■ Assignment: Copy all entries verbatim and keep any pictures out of the copy.

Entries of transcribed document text
== Segment start ==
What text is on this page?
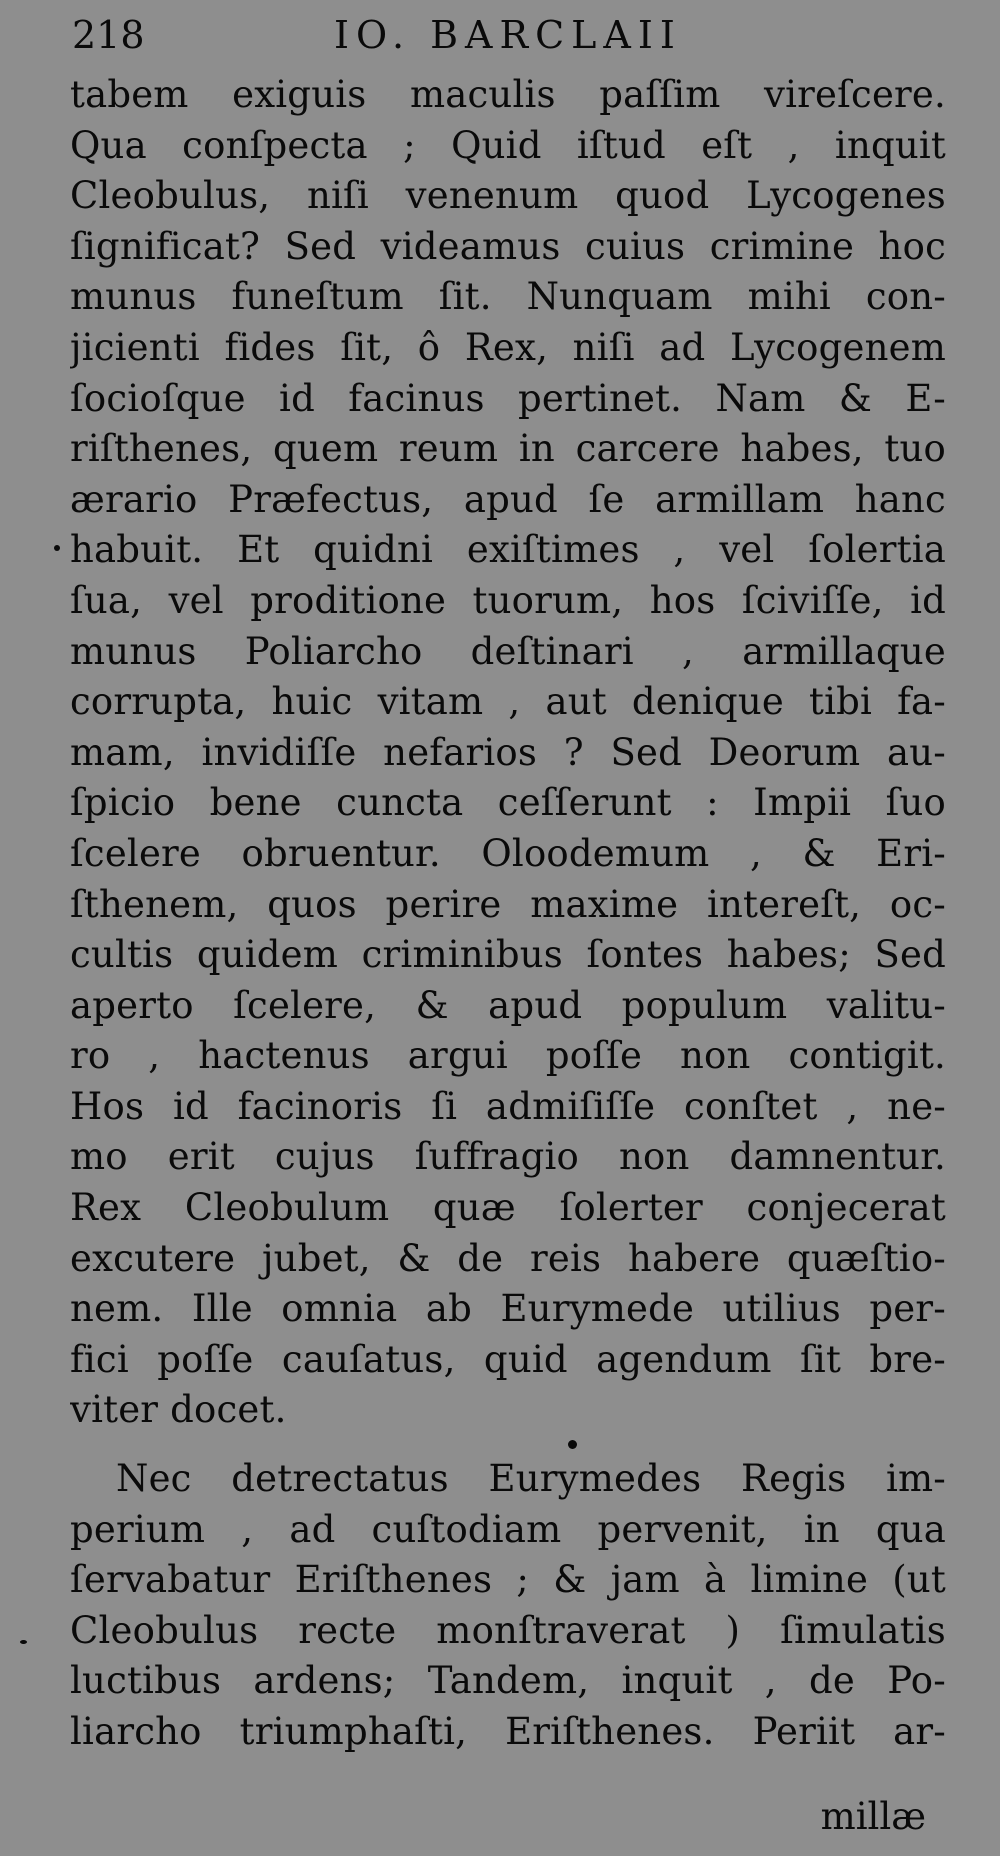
218	IO. BARCLAII
tabem exiguis maculis paſſim vireſcere.
Qua conſpecta ; Quid iſtud eſt , inquit
Cleobulus, niſi venenum quod Lycogenes
ſignificat? Sed videamus cuius crimine hoc
munus funeſtum ſit. Nunquam mihi con-
jicienti fides ſit, ô Rex, niſi ad Lycogenem
ſocioſque id facinus pertinet. Nam & E-
riſthenes, quem reum in carcere habes, tuo
ærario Præfectus, apud ſe armillam hanc
habuit. Et quidni exiſtimes , vel ſolertia
ſua, vel proditione tuorum, hos ſciviſſe, id
munus Poliarcho deſtinari , armillaque
corrupta, huic vitam , aut denique tibi fa-
mam, invidiſſe nefarios ? Sed Deorum au-
ſpicio bene cuncta ceſſerunt : Impii ſuo
ſcelere obruentur. Oloodemum , & Eri-
ſthenem, quos perire maxime intereſt, oc-
cultis quidem criminibus ſontes habes; Sed
aperto ſcelere, & apud populum valitu-
ro , hactenus argui poſſe non contigit.
Hos id facinoris ſi admiſiſſe conſtet , ne-
mo erit cujus ſuffragio non damnentur.
Rex Cleobulum quæ ſolerter conjecerat
excutere jubet, & de reis habere quæſtio-
nem. Ille omnia ab Eurymede utilius per-
fici poſſe cauſatus, quid agendum ſit bre-
viter docet.
Nec detrectatus Eurymedes Regis im-
perium , ad cuſtodiam pervenit, in qua
ſervabatur Eriſthenes ; & jam à limine (ut
Cleobulus recte monſtraverat ) ſimulatis
luctibus ardens; Tandem, inquit , de Po-
liarcho triumphaſti, Eriſthenes. Periit ar-
millæ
== Segment end ==
■ Exercise result:
What text is on this page?
218	IO. BARCLAII
tabem exiguis maculis paſſim vireſcere.
Qua conſpecta ; Quid iſtud eſt , inquit
Cleobulus, niſi venenum quod Lycogenes
ſignificat? Sed videamus cuius crimine hoc
munus funeſtum ſit. Nunquam mihi con-
jicienti fides ſit, ô Rex, niſi ad Lycogenem
ſocioſque id facinus pertinet. Nam & E-
riſthenes, quem reum in carcere habes, tuo
ærario Præfectus, apud ſe armillam hanc
habuit. Et quidni exiſtimes , vel ſolertia
ſua, vel proditione tuorum, hos ſciviſſe, id
munus Poliarcho deſtinari , armillaque
corrupta, huic vitam , aut denique tibi fa-
mam, invidiſſe nefarios ? Sed Deorum au-
ſpicio bene cuncta ceſſerunt : Impii ſuo
ſcelere obruentur. Oloodemum , & Eri-
ſthenem, quos perire maxime intereſt, oc-
cultis quidem criminibus ſontes habes; Sed
aperto ſcelere, & apud populum valitu-
ro , hactenus argui poſſe non contigit.
Hos id facinoris ſi admiſiſſe conſtet , ne-
mo erit cujus ſuffragio non damnentur.
Rex Cleobulum quæ ſolerter conjecerat
excutere jubet, & de reis habere quæſtio-
nem. Ille omnia ab Eurymede utilius per-
fici poſſe cauſatus, quid agendum ſit bre-
viter docet.
Nec detrectatus Eurymedes Regis im-
perium , ad cuſtodiam pervenit, in qua
ſervabatur Eriſthenes ; & jam à limine (ut
Cleobulus recte monſtraverat ) ſimulatis
luctibus ardens; Tandem, inquit , de Po-
liarcho triumphaſti, Eriſthenes. Periit ar-
millæ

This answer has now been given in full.